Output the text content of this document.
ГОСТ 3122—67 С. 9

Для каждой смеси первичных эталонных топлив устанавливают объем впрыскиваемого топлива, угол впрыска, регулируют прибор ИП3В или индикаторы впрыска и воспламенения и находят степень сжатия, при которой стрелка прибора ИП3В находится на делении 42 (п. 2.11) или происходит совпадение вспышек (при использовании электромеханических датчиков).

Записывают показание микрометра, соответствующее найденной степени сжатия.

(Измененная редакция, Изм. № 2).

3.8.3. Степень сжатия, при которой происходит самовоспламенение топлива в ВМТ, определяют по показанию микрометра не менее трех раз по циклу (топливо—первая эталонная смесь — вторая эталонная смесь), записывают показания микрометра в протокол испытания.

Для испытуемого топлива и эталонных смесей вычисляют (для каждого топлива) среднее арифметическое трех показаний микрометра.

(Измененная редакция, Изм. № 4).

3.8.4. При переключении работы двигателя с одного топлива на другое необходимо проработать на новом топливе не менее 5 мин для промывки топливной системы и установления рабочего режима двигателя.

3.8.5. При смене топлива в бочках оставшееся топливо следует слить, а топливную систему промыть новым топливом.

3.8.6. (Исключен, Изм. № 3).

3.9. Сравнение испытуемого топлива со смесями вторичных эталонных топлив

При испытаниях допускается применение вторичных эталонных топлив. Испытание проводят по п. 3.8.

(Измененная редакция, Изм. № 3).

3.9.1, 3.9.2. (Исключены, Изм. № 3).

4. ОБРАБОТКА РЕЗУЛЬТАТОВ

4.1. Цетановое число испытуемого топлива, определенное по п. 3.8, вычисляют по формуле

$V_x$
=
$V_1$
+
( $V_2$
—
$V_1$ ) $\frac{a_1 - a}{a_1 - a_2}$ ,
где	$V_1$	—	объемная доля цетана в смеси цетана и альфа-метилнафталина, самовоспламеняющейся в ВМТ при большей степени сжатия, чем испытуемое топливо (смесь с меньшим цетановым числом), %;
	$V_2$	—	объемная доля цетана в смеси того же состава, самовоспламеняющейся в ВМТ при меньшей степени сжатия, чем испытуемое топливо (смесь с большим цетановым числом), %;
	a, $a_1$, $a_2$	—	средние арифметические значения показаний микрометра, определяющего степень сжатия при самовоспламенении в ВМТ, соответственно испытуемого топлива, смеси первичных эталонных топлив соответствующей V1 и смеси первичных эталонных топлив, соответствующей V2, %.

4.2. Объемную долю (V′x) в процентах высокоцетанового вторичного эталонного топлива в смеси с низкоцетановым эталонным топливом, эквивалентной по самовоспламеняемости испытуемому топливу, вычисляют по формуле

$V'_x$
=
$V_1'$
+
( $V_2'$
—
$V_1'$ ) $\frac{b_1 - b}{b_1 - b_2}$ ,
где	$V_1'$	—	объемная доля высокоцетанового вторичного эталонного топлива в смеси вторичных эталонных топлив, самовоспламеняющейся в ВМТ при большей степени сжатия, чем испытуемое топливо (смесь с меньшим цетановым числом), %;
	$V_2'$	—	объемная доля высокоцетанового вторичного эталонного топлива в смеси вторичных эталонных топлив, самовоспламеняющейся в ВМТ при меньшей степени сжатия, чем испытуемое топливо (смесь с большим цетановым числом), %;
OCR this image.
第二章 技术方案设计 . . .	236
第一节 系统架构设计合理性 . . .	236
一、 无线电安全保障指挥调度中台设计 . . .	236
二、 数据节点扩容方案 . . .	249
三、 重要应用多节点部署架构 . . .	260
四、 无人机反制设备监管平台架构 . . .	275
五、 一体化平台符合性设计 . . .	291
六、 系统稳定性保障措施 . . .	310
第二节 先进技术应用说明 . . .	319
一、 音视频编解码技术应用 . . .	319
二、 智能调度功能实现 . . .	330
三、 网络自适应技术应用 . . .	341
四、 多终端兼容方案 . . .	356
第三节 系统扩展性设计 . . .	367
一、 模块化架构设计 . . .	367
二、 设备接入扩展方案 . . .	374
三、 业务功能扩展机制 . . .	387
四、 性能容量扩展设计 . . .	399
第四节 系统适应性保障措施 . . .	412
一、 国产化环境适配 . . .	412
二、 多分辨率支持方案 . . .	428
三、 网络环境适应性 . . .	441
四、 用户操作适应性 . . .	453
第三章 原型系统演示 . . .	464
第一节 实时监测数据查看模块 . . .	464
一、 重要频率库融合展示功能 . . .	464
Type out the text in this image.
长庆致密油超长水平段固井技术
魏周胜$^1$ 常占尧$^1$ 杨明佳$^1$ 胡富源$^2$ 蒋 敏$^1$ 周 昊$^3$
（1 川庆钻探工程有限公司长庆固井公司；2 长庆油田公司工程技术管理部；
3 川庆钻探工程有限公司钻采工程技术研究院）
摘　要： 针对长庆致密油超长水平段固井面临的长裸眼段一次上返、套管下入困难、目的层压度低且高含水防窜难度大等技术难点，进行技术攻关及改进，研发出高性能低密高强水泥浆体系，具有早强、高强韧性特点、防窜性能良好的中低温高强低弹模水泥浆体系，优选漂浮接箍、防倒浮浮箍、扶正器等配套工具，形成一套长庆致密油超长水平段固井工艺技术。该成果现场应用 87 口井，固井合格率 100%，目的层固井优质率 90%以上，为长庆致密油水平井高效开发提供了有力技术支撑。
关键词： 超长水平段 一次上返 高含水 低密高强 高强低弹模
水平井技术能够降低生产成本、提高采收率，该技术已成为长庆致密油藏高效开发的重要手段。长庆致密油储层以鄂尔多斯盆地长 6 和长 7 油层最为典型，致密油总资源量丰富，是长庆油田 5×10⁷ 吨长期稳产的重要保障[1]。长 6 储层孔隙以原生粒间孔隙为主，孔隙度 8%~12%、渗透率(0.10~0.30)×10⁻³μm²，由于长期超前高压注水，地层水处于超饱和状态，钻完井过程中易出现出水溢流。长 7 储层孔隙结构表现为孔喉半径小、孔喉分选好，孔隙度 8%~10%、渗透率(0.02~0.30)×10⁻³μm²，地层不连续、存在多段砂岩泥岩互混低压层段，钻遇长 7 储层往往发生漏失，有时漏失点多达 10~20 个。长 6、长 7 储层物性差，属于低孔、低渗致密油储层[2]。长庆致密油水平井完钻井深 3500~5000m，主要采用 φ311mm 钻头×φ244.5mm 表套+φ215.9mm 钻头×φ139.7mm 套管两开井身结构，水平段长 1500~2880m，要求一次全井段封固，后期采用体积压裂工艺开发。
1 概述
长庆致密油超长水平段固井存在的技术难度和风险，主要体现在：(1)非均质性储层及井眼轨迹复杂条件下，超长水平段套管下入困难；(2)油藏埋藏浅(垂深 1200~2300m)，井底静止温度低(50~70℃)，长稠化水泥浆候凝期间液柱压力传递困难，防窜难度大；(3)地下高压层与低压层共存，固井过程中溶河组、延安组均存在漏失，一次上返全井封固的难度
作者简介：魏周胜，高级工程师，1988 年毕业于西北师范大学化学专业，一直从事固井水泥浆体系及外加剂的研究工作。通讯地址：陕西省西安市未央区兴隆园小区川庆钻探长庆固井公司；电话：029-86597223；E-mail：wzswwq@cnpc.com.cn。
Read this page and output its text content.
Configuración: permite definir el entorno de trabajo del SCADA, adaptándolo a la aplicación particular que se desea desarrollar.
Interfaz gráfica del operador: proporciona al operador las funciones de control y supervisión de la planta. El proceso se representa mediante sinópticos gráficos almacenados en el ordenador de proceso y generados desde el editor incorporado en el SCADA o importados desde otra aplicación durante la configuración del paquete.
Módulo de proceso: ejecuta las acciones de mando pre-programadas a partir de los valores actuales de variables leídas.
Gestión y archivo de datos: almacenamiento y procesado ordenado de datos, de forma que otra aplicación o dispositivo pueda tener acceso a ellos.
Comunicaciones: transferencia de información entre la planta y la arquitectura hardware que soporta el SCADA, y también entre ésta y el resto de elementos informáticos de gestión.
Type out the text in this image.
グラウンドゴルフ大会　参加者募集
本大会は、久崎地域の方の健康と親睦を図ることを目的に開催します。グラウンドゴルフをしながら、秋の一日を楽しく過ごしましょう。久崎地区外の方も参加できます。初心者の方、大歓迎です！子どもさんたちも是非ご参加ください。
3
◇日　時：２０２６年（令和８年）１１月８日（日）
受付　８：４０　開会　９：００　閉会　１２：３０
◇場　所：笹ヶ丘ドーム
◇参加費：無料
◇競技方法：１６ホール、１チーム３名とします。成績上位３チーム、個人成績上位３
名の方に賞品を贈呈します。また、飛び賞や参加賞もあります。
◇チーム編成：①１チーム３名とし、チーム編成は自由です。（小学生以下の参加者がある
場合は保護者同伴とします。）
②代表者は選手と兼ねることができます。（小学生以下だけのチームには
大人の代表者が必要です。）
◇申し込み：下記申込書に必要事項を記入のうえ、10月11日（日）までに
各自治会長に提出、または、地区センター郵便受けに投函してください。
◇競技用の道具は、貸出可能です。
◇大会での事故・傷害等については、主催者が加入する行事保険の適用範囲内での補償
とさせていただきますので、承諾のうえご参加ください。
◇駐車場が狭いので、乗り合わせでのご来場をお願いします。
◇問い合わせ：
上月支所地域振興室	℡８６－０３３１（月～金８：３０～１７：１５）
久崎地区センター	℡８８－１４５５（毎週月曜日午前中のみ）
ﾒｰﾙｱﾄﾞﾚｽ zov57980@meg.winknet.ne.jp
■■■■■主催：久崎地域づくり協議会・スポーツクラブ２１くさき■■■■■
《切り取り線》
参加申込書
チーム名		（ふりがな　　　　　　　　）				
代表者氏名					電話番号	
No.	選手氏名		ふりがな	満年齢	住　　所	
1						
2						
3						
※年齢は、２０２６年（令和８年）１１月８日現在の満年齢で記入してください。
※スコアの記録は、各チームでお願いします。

Exercise — Copy all lines above containing the string "трех".

Task solution —
3.8.3. Степень сжатия, при которой происходит самовоспламенение топлива в ВМТ, определяют по показанию микрометра не менее трех раз по циклу (топливо—первая эталонная смесь — вторая эталонная смесь), записывают показания микрометра в протокол испытания.
Для испытуемого топлива и эталонных смесей вычисляют (для каждого топлива) среднее арифметическое трех показаний микрометра.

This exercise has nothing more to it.